> **Job**
Make a verbatim copy of the entries below; pictures stay out.

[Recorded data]
----------------------------------------

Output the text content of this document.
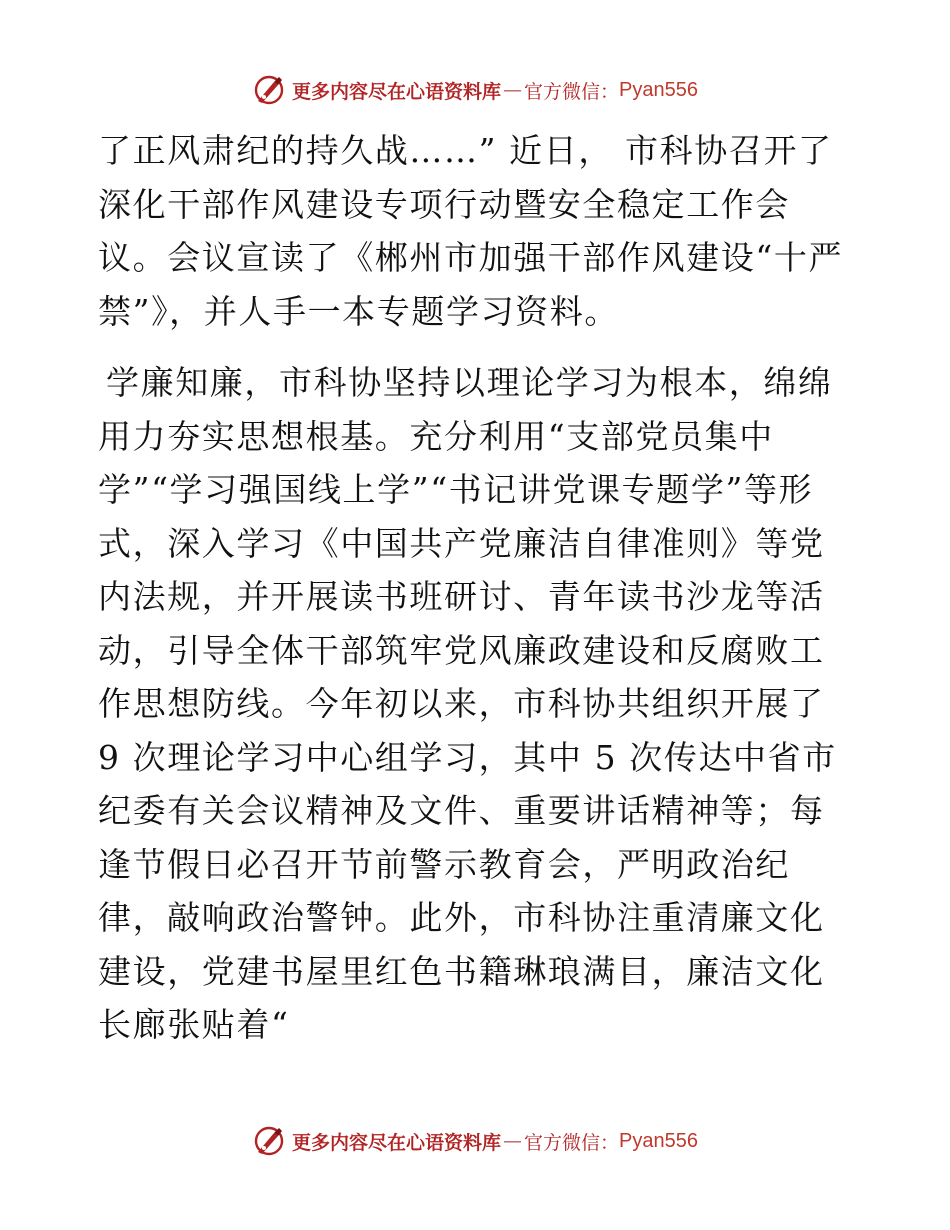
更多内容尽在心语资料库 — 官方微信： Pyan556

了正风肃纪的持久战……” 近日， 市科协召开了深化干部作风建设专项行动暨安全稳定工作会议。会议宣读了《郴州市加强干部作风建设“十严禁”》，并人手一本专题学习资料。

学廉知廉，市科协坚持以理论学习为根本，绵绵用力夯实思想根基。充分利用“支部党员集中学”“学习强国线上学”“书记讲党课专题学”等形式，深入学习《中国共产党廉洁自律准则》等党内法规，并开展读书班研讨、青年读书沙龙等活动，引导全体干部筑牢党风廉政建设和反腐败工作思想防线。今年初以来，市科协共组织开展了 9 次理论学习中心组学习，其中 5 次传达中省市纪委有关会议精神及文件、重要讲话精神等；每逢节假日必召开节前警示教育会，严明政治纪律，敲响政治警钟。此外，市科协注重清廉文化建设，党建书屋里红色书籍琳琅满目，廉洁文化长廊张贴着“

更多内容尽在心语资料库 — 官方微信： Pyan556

----------------------------------------

> **Written response**
Output the text content of this document.
更多内容尽在心语资料库 — 官方微信： Pyan556

了正风肃纪的持久战……” 近日， 市科协召开了深化干部作风建设专项行动暨安全稳定工作会议。会议宣读了《郴州市加强干部作风建设“十严禁”》，并人手一本专题学习资料。

学廉知廉，市科协坚持以理论学习为根本，绵绵用力夯实思想根基。充分利用“支部党员集中学”“学习强国线上学”“书记讲党课专题学”等形式，深入学习《中国共产党廉洁自律准则》等党内法规，并开展读书班研讨、青年读书沙龙等活动，引导全体干部筑牢党风廉政建设和反腐败工作思想防线。今年初以来，市科协共组织开展了 9 次理论学习中心组学习，其中 5 次传达中省市纪委有关会议精神及文件、重要讲话精神等；每逢节假日必召开节前警示教育会，严明政治纪律，敲响政治警钟。此外，市科协注重清廉文化建设，党建书屋里红色书籍琳琅满目，廉洁文化长廊张贴着“

更多内容尽在心语资料库 — 官方微信： Pyan556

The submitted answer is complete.